─── EXERCISE INPUT ───

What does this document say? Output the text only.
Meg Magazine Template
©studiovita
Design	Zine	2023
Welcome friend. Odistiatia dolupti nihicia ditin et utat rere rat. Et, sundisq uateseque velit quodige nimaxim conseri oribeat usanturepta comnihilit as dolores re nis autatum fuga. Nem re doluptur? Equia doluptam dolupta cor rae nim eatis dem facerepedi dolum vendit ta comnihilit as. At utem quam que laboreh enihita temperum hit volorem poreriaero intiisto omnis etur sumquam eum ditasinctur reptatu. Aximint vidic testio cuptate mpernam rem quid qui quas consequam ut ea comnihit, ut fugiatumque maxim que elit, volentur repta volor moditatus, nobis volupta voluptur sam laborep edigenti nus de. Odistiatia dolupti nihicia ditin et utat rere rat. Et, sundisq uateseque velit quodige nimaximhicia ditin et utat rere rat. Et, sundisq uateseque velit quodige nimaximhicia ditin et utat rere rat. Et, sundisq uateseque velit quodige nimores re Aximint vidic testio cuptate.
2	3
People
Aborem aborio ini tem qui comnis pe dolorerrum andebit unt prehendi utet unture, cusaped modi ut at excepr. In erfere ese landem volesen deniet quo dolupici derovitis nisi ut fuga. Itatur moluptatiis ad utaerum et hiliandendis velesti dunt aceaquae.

───
─── EXERCISE INPUT ───

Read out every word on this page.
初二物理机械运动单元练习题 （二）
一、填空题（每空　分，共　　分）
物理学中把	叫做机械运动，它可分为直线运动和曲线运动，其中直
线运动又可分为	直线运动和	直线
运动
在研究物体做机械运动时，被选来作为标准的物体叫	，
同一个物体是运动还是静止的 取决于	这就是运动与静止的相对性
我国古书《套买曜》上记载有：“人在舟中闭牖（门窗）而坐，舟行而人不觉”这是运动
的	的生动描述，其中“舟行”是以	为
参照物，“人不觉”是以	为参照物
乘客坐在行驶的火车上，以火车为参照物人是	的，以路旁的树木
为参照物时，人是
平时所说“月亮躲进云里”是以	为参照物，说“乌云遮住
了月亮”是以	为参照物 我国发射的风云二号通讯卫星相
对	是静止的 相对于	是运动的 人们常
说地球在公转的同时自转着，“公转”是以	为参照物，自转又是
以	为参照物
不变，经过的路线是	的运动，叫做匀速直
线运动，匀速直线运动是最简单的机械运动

───
─── EXERCISE INPUT ───

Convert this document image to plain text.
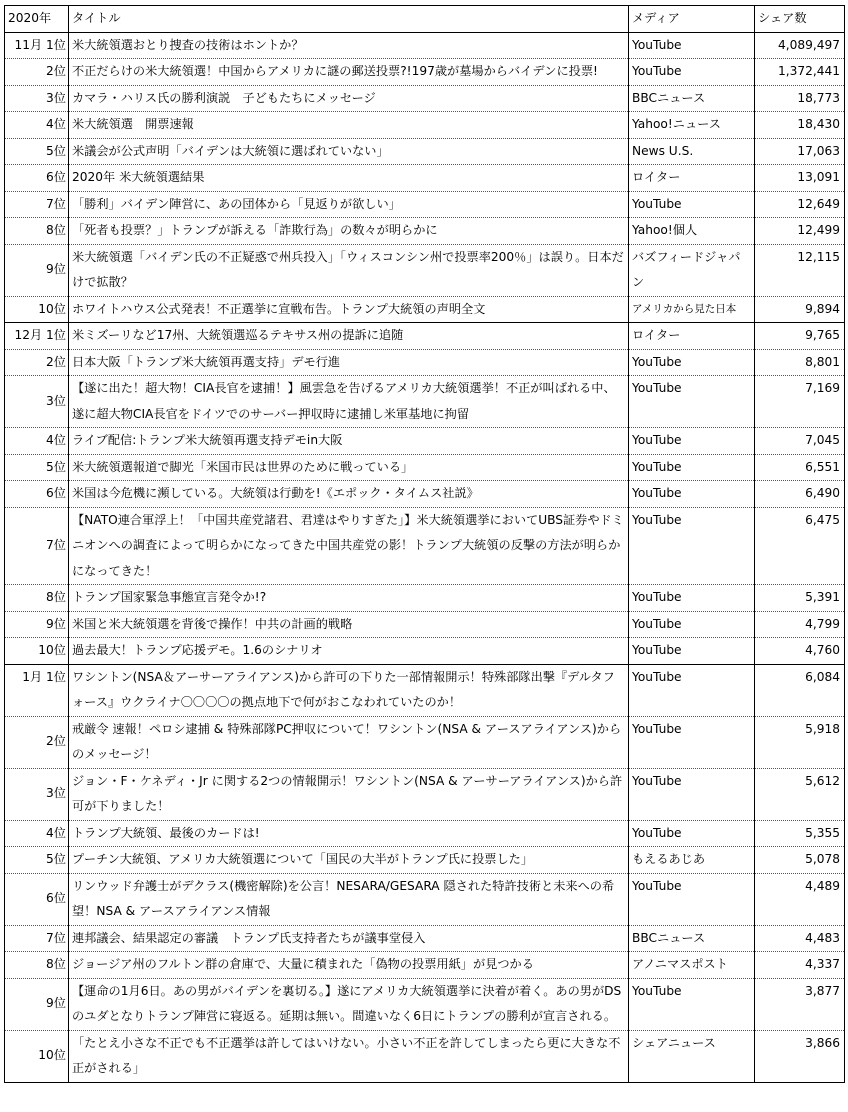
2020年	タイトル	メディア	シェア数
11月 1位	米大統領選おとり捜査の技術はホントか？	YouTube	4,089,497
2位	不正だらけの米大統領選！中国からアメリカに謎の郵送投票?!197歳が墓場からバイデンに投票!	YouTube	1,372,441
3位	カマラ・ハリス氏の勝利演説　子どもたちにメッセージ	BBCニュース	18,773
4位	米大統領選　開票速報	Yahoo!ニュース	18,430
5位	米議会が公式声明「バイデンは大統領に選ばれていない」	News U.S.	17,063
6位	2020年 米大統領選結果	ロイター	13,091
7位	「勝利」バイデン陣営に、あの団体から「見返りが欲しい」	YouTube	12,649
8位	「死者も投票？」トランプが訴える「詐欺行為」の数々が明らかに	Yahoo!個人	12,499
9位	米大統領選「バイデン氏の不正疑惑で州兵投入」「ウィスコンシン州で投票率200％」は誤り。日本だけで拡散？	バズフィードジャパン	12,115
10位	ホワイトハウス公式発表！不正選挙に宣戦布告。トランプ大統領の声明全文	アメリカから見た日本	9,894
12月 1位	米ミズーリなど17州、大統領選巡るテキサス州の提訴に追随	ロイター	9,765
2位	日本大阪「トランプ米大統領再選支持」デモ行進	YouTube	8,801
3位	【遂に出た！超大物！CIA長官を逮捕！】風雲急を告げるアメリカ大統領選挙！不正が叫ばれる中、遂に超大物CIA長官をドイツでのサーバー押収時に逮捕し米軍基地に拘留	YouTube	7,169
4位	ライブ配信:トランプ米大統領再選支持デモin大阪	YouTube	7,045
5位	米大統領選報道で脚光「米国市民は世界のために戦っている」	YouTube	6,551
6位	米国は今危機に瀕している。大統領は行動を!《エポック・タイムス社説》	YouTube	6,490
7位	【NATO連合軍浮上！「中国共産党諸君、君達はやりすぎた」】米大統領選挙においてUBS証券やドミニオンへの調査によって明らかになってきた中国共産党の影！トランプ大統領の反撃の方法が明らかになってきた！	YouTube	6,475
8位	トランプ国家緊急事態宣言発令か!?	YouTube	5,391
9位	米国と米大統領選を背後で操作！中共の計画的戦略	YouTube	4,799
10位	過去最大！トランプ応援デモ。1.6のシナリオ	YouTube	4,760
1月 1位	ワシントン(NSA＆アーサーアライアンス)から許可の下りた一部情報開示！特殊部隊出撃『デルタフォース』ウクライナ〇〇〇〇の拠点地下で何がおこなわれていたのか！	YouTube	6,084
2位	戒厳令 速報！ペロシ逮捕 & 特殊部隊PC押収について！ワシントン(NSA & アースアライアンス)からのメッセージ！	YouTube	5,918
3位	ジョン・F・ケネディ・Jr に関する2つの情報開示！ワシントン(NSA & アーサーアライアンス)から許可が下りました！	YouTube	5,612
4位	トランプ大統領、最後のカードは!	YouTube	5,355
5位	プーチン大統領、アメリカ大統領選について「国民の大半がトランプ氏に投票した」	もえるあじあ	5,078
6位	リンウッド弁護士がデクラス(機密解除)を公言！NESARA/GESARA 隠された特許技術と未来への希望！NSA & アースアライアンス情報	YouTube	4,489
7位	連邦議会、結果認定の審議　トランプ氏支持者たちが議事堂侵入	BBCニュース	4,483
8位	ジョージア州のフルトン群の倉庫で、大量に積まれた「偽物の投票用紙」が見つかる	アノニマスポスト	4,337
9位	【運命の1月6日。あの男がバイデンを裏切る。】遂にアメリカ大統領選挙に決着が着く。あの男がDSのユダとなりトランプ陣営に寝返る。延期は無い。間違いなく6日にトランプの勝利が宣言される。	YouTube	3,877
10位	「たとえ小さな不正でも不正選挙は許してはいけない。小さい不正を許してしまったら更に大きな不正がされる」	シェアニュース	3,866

───

:: TO BE DONE ::
Return a copy of every line that includes the word "this".

:: EXPECTED OUTPUT ::
What does this document say? Output the text only.
Read out every word on this page.
Convert this document image to plain text.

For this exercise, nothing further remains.